## GIVEN REQUEST
Gather from the listing below each line that includes the word "name", and copy it.

-- Start MATERIALS PROVIDED --

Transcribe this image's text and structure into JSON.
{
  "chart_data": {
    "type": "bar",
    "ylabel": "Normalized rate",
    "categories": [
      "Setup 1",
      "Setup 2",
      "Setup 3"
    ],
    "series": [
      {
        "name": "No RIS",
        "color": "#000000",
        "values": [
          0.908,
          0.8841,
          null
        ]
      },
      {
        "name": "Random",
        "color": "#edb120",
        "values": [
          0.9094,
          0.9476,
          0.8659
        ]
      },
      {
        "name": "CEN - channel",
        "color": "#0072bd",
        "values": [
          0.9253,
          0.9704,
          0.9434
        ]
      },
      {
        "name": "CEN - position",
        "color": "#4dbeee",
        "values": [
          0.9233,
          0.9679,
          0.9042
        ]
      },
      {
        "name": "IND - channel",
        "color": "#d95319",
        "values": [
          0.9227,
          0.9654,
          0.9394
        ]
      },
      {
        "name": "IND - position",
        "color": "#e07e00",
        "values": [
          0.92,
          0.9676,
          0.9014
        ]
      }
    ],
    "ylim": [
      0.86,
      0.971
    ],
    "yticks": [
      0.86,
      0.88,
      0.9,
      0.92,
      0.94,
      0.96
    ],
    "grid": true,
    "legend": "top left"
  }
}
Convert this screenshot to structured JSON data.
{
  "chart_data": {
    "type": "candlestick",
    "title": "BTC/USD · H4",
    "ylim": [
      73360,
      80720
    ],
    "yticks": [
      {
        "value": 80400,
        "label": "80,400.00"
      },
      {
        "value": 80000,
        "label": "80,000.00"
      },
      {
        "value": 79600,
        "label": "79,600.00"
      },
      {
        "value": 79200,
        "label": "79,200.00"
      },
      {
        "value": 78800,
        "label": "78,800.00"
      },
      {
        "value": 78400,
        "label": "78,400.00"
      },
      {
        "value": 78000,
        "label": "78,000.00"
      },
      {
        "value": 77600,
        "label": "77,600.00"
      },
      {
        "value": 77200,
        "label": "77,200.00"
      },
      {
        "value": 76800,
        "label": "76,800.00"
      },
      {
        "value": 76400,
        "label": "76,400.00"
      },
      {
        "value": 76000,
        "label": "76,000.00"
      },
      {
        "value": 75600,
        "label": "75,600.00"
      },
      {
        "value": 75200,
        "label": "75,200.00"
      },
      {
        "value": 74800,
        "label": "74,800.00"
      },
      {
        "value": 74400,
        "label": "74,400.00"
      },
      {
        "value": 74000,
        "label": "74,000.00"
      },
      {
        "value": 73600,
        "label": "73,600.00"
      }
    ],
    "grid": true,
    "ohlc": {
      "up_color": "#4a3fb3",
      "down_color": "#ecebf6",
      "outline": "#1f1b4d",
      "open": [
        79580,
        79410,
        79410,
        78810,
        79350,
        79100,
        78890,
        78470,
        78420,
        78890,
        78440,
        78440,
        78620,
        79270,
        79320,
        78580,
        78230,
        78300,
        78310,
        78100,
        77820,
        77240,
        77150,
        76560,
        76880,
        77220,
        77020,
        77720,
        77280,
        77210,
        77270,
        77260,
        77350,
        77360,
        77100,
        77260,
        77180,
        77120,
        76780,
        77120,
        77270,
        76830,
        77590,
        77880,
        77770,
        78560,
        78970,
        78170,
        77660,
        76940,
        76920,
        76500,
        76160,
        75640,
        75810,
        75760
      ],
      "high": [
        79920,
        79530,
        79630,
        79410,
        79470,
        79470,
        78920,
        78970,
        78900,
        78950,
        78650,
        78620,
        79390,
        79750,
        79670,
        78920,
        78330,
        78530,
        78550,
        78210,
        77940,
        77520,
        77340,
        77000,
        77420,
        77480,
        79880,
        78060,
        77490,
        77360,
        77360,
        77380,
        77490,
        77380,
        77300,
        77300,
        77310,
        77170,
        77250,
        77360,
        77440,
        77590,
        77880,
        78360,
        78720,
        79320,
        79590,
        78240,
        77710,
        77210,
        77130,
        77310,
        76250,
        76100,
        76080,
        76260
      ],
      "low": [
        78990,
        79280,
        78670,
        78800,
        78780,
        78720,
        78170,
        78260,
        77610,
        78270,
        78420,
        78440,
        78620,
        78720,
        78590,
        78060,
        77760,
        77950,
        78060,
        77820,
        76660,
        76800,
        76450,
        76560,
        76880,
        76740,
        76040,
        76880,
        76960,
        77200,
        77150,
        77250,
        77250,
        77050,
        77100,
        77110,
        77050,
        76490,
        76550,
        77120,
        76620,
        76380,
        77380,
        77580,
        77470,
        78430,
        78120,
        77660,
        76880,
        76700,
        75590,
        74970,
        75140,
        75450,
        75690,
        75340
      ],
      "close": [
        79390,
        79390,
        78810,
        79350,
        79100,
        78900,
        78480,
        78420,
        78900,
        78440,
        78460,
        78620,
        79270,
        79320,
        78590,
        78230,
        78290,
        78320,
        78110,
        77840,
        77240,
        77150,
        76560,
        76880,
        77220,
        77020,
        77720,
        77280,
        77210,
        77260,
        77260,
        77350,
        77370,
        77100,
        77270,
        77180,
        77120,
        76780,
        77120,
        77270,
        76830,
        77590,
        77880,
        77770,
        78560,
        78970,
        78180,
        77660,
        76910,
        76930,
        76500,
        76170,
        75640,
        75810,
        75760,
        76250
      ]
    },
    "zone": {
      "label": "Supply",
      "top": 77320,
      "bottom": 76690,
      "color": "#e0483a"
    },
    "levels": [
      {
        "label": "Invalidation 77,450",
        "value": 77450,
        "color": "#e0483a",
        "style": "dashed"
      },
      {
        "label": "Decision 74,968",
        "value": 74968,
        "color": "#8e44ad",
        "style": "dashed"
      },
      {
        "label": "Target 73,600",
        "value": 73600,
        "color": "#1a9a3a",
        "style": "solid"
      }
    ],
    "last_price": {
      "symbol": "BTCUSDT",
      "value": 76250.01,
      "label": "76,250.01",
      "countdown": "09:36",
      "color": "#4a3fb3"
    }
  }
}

-- End MATERIALS PROVIDED --

## OUTPUT BELOW
        "name": "No RIS",
        "name": "Random",
        "name": "CEN - channel",
        "name": "CEN - position",
        "name": "IND - channel",
        "name": "IND - position",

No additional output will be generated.